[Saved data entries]
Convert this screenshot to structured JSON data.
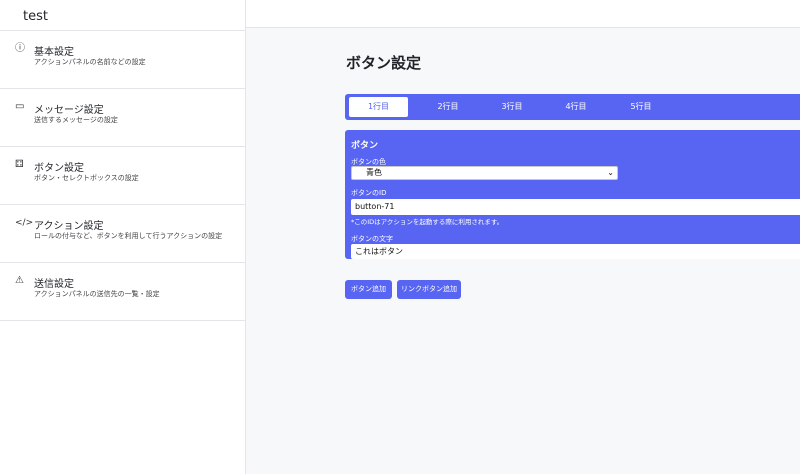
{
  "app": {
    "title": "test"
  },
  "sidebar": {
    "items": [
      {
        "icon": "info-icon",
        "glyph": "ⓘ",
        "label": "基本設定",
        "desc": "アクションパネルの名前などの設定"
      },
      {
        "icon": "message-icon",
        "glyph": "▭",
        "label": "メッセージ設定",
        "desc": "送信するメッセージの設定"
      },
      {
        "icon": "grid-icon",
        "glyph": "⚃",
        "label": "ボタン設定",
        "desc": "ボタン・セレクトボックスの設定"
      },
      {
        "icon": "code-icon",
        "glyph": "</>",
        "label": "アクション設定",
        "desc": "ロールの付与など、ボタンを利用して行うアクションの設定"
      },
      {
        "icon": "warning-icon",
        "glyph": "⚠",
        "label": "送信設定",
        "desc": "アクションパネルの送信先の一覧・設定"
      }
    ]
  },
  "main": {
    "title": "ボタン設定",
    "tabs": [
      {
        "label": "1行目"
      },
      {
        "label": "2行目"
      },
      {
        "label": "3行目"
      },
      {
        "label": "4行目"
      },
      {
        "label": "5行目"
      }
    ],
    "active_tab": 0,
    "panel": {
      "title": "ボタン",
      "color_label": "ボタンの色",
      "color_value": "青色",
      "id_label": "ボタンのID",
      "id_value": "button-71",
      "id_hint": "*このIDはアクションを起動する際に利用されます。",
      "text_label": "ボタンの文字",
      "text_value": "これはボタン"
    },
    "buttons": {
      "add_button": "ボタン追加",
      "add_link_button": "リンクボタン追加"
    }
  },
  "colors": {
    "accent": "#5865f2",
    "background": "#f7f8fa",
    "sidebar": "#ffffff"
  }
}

## EXERCISE AIM
Copy each line from the data above that includes "desc".

## RESPONSE FOR THIS EXERCISE
        "desc": "アクションパネルの名前などの設定"
        "desc": "送信するメッセージの設定"
        "desc": "ボタン・セレクトボックスの設定"
        "desc": "ロールの付与など、ボタンを利用して行うアクションの設定"
        "desc": "アクションパネルの送信先の一覧・設定"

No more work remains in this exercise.